-- Begin RECORDED DATA --

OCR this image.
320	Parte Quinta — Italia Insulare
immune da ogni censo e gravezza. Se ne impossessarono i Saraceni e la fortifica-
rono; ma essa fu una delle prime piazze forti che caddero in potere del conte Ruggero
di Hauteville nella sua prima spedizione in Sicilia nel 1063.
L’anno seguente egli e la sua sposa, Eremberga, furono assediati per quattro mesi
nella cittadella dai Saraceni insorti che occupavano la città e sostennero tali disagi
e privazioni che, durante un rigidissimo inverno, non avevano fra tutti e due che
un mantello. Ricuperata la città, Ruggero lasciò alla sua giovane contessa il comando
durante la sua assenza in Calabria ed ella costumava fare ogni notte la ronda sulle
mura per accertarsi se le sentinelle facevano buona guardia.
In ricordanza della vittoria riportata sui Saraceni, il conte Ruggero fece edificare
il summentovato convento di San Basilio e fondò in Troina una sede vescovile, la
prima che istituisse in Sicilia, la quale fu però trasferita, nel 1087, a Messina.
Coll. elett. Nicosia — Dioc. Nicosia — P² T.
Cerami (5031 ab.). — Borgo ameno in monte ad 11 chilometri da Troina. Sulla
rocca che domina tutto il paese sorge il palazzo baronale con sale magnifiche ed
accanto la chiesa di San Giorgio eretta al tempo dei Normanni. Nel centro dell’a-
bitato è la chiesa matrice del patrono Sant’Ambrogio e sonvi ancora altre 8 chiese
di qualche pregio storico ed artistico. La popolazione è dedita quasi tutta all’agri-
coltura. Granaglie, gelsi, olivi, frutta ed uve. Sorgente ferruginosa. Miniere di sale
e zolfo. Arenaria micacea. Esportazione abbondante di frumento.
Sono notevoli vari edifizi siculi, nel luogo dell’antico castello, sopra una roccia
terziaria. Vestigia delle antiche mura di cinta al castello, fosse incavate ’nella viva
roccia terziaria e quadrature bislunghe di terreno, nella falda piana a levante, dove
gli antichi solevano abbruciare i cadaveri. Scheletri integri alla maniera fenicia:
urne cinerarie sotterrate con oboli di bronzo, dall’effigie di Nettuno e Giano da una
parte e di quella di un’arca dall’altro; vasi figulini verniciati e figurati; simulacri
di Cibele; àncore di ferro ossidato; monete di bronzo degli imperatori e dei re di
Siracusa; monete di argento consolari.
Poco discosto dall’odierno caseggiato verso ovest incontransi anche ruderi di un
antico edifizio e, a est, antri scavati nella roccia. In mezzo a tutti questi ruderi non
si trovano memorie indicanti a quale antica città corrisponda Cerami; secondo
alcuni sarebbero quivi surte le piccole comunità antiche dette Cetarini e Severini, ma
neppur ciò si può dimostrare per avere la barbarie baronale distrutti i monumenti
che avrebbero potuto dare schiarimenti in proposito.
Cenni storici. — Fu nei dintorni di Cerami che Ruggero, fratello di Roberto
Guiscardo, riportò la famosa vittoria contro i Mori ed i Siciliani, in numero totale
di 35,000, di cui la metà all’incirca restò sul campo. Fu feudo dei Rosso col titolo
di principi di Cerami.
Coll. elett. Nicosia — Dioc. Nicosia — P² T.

-- End RECORDED DATA --

Check each line of the records for the string "chiesa" and state how many lines contain it. Give only the number.

__OUTPUT BELOW__
2